(Problem) Reproduce all records verbatim.

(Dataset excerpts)

===

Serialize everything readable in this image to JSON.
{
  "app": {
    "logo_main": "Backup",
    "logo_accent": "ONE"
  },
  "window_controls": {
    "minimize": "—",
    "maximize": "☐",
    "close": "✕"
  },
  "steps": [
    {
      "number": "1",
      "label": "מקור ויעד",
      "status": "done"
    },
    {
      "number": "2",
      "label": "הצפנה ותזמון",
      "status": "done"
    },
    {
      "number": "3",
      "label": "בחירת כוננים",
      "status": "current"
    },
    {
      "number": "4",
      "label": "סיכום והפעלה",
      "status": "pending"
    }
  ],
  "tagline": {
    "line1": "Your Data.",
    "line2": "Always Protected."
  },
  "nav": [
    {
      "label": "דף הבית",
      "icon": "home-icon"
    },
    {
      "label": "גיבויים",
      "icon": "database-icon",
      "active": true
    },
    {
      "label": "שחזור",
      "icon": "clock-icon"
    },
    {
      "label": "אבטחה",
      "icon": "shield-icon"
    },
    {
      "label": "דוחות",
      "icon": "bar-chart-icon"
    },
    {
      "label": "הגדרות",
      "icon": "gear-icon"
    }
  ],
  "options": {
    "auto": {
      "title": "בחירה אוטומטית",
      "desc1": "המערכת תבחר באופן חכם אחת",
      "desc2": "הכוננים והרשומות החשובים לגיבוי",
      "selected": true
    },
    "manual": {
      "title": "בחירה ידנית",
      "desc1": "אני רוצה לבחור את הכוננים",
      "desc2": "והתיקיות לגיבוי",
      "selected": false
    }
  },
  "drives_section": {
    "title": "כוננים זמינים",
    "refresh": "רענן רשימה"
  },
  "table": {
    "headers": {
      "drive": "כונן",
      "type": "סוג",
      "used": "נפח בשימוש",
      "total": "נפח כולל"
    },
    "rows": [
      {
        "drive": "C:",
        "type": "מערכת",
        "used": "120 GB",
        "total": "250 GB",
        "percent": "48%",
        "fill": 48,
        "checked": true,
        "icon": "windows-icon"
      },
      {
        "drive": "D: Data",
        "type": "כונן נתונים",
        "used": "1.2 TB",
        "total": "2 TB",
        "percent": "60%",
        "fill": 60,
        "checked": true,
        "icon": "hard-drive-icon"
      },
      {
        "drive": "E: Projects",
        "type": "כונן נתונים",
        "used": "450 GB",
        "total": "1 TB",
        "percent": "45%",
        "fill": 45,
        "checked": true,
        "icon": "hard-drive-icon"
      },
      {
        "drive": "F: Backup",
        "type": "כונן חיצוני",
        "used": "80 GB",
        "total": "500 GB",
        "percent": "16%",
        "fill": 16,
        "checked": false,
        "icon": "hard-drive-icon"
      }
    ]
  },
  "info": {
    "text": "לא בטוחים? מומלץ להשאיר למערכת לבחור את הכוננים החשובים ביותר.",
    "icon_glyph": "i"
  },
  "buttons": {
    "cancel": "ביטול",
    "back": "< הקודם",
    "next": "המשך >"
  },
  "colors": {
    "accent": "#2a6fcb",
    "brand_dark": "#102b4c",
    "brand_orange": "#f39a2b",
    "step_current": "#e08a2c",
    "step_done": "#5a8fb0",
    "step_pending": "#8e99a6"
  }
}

===

(Exercise response)
Serialize everything readable in this image to JSON.
{
  "app": {
    "logo_main": "Backup",
    "logo_accent": "ONE"
  },
  "window_controls": {
    "minimize": "—",
    "maximize": "☐",
    "close": "✕"
  },
  "steps": [
    {
      "number": "1",
      "label": "מקור ויעד",
      "status": "done"
    },
    {
      "number": "2",
      "label": "הצפנה ותזמון",
      "status": "done"
    },
    {
      "number": "3",
      "label": "בחירת כוננים",
      "status": "current"
    },
    {
      "number": "4",
      "label": "סיכום והפעלה",
      "status": "pending"
    }
  ],
  "tagline": {
    "line1": "Your Data.",
    "line2": "Always Protected."
  },
  "nav": [
    {
      "label": "דף הבית",
      "icon": "home-icon"
    },
    {
      "label": "גיבויים",
      "icon": "database-icon",
      "active": true
    },
    {
      "label": "שחזור",
      "icon": "clock-icon"
    },
    {
      "label": "אבטחה",
      "icon": "shield-icon"
    },
    {
      "label": "דוחות",
      "icon": "bar-chart-icon"
    },
    {
      "label": "הגדרות",
      "icon": "gear-icon"
    }
  ],
  "options": {
    "auto": {
      "title": "בחירה אוטומטית",
      "desc1": "המערכת תבחר באופן חכם אחת",
      "desc2": "הכוננים והרשומות החשובים לגיבוי",
      "selected": true
    },
    "manual": {
      "title": "בחירה ידנית",
      "desc1": "אני רוצה לבחור את הכוננים",
      "desc2": "והתיקיות לגיבוי",
      "selected": false
    }
  },
  "drives_section": {
    "title": "כוננים זמינים",
    "refresh": "רענן רשימה"
  },
  "table": {
    "headers": {
      "drive": "כונן",
      "type": "סוג",
      "used": "נפח בשימוש",
      "total": "נפח כולל"
    },
    "rows": [
      {
        "drive": "C:",
        "type": "מערכת",
        "used": "120 GB",
        "total": "250 GB",
        "percent": "48%",
        "fill": 48,
        "checked": true,
        "icon": "windows-icon"
      },
      {
        "drive": "D: Data",
        "type": "כונן נתונים",
        "used": "1.2 TB",
        "total": "2 TB",
        "percent": "60%",
        "fill": 60,
        "checked": true,
        "icon": "hard-drive-icon"
      },
      {
        "drive": "E: Projects",
        "type": "כונן נתונים",
        "used": "450 GB",
        "total": "1 TB",
        "percent": "45%",
        "fill": 45,
        "checked": true,
        "icon": "hard-drive-icon"
      },
      {
        "drive": "F: Backup",
        "type": "כונן חיצוני",
        "used": "80 GB",
        "total": "500 GB",
        "percent": "16%",
        "fill": 16,
        "checked": false,
        "icon": "hard-drive-icon"
      }
    ]
  },
  "info": {
    "text": "לא בטוחים? מומלץ להשאיר למערכת לבחור את הכוננים החשובים ביותר.",
    "icon_glyph": "i"
  },
  "buttons": {
    "cancel": "ביטול",
    "back": "< הקודם",
    "next": "המשך >"
  },
  "colors": {
    "accent": "#2a6fcb",
    "brand_dark": "#102b4c",
    "brand_orange": "#f39a2b",
    "step_current": "#e08a2c",
    "step_done": "#5a8fb0",
    "step_pending": "#8e99a6"
  }
}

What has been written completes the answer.